• **EXCERPT**:
A comment in the code indicated that the code was copied from cppreference.com where I quickly found the source on the page for std::visit, albeit with the different name “overloaded”. There were, however, no comments as to how this code worked.

Multiple inheritance to the rescue

Lambda expressions in C++ are just syntactic sugar for callables, pretty much like a struct with an operator(). As such, you can derive from them. which is what the first line does.
It uses variadic templates and multiple inheritance to assemble the types of the lambdas into one type. Without the content in the struct body, an instantiation with our example would be roughly equivalent to this:

struct int_visitor {
  void operator()(int value)
  {/* ... */}
};

struct string_visitor {
  void operator()(std::string const& value)
  {/* ... */}
};

struct visitor : int_visitor, string_visitor {
};

Using all of it

Now this cannot yet be called, as overload resolution (by design) does not work across different types. Hence the using in the structs body. It pulls the operator() implementations into the visitor type where overload resolution can work across all of them.

• **DATA**:
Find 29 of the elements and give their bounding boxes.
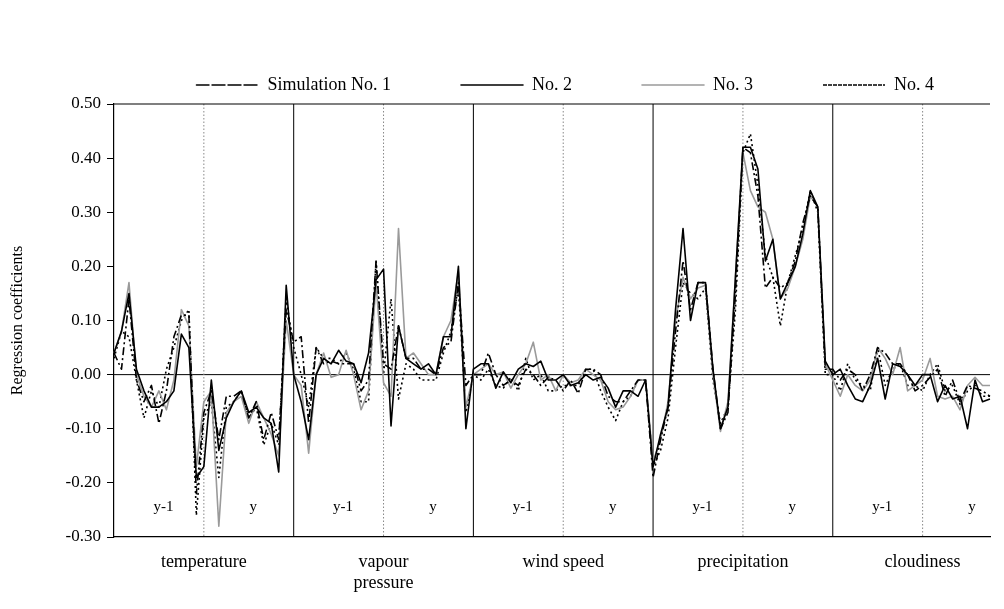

• **INSTRUCTIONS**:
**1)** According to the C++ excerpt, what does the using in the struct body do?
**2)** Reproduce the stretch of the C++ excerpt from "Multiple inheritance to the" through "first line does.".

• **FINAL ANSWERS**:
**1)** It pulls the operator() implementations into the visitor type, where overload resolution can work across all of them.

**2)**
Multiple inheritance to the rescue

Lambda expressions in C++ are just syntactic sugar for callables, pretty much like a struct with an operator(). As such, you can derive from them. which is what the first line does.